I am attempting to cosimulate an aircraft on Unreal Engine using Cesium to generate realistic terrain. I have model working correctly in Simulink and have verified that the ECEF coordinates of the trajectory are correct. I send those data points into Unreal and Cesium but I do not see the plane flying the right coordinates.
My question is, how do I correct set up and feed the position datapoints so that it flies the proper trajectory and I can visualise it.
Have you used the ‘transform Earth-Centered Fixed position to Unreal’ block? If so, could you provide more information? I’ve managed to solve the coordinate problem, but I’m stuck with rotations! I’m also sending roll, pitch, and yaw along with the ECEF, but it’s not working correctly.
@baba_geldi24 I have not heard nor could find this block. Is it a simulink block or something custom you made? I have figured out thus far, that the coordinate system that Unreal uses is defined in the lower left corner, so position references need to be adjusted for that (still working on how that would be, since I believe the unreal axis is always fixed). As for rotations, I believe that would also be the cause of your problem, the fact that rotations in Unreal are about their axis.
Cesium Plugin is include this block. when you send the datas (I sent in json format with udp protocol) for example I send the data ecef_x , ecef_y and ecef_z then connect eachother in vector. then use this block “transform Earth-Centered Fixed position to Unreal”. As I understand It will be solve your problem.

▸ **Parts of the exercise**
[1] Can you copy everything in the Unreal and Cesium flight-simulation thread from "Have you used" down to "not working correctly."?
[2] Can you pick up the Unreal and Cesium flight-simulation thread after its last sentence and continue it?

▸ **Dataset excerpts**
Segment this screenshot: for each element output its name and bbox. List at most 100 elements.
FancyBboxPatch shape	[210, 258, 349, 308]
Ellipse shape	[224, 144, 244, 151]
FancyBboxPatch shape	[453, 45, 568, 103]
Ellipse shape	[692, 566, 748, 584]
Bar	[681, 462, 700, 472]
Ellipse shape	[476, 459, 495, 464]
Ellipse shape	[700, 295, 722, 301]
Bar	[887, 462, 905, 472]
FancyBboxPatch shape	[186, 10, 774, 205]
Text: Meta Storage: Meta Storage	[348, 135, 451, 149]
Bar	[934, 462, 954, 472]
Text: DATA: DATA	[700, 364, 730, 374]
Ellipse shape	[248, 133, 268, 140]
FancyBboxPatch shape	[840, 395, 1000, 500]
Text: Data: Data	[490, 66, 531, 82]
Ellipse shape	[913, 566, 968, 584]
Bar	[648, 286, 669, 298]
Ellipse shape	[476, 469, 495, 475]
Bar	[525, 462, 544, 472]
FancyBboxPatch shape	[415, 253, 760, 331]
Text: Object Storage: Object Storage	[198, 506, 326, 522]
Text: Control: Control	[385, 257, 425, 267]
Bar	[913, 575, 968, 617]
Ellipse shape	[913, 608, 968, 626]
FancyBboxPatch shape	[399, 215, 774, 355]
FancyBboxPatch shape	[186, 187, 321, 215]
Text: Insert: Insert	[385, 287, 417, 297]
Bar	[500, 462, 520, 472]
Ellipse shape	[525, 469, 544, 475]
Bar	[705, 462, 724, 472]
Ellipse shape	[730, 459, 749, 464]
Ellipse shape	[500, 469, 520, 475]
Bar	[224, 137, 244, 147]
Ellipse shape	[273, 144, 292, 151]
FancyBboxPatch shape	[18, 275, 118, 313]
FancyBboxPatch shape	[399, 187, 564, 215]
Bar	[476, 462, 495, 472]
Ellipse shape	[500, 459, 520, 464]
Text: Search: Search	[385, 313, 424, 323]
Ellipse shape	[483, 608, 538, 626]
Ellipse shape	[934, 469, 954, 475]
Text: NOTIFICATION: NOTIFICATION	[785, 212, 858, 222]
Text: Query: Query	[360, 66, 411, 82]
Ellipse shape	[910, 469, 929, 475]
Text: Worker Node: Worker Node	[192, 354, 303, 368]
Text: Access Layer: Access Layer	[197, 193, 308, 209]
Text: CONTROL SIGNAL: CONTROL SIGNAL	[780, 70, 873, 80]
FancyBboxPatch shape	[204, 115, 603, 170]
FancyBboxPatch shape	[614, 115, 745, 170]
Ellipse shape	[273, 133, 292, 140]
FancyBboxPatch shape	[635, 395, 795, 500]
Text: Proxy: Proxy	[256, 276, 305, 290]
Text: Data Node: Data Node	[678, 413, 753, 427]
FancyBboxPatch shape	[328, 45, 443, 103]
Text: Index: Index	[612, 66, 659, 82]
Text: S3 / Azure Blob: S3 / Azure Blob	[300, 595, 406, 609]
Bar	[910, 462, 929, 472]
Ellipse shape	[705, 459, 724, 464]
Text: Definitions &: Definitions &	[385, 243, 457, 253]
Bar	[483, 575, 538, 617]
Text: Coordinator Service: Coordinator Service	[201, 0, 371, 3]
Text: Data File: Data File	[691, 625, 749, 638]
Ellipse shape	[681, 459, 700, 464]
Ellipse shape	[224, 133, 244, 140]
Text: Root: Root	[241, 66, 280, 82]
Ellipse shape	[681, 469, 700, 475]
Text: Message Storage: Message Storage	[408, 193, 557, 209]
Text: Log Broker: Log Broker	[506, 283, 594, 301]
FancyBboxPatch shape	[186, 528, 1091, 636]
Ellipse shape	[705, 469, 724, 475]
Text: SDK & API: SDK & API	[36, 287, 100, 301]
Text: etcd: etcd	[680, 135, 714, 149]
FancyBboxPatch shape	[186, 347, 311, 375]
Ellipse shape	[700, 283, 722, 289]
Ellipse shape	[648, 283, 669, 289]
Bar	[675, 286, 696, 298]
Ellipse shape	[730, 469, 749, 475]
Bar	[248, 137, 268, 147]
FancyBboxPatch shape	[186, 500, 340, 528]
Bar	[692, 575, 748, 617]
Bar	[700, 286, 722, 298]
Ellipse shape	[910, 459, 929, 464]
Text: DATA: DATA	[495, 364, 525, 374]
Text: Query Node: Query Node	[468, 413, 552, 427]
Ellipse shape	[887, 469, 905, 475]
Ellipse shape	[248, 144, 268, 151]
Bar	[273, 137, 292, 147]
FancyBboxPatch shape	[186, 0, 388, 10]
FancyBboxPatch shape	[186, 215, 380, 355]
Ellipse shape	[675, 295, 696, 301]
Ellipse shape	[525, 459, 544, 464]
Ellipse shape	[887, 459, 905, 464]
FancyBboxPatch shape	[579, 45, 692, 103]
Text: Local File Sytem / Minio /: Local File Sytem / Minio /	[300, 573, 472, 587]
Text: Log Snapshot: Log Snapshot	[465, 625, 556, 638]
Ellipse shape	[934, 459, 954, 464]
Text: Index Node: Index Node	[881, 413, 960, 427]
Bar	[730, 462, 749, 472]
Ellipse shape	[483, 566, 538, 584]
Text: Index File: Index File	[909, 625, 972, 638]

▸ **Your written answers**
[1]
Have you used the ‘transform Earth-Centered Fixed position to Unreal’ block? If so, could you provide more information? I’ve managed to solve the coordinate problem, but I’m stuck with rotations! I’m also sending roll, pitch, and yaw along with the ECEF, but it’s not working correctly.

[2]
Also you are right unreal uses left corner type. It makes complicated everything because of my object transform beind more complicated. I will be crazy for this project…
@baba_geldi24 would you be able to show a picture of the set up in the level blueprint? I am new to Unreal so I am not so certain how to do this.
I hope, this block will solve your problem.

Could you send a screenshot of the blueprint, what did you connect to each of these ports?
Simulink coordinates into that block, output coordinates can be used with a set actor location block. Also see block SetEarthCenteredEarthFixedRotation,
My apologies, I am new to Unreal Engine so I’m not too sure how?
Can you share a screenshot of how you’re currently getting the coordinates into Unreal from Simulink and how you’re using them?
So currently (to get it where I want on the globe) I set the origin to 0 altitude and the initial latitude and longitude and then manipulate the ECEF coordinates as shown to get the translation that feeds into the Simulation 3D actor Set block as shown.
Then in unreal I have the actor in the scene and I just did this to the blueprint of the actor to be able to track it as it moves in the world.

I still dont understand where to access the incoming data within Unreal Engine
I must admit I am not too well versed in MatLab/Simulink. From my understanding though, you have your model in MatLab and you want to get that data into Unreal Engine?
I haven’t done such a thing myself so I’m not sure I can help much further, I thought you already had the data coming into Unreal which doesn’t seem to be the case. A quick google brought up the following link, not sure if it is of any use:
No I have the data coming in from Matlab to Unreal because when I run it the vehicle moves as I want it to. But the problem is that from the simulink screenshot you can see that the way I have to manipulate the data is not nice. I would like a way to just send the ECEF coordinates into Unreal through that last block and then show. When I do that currently the screen is just black.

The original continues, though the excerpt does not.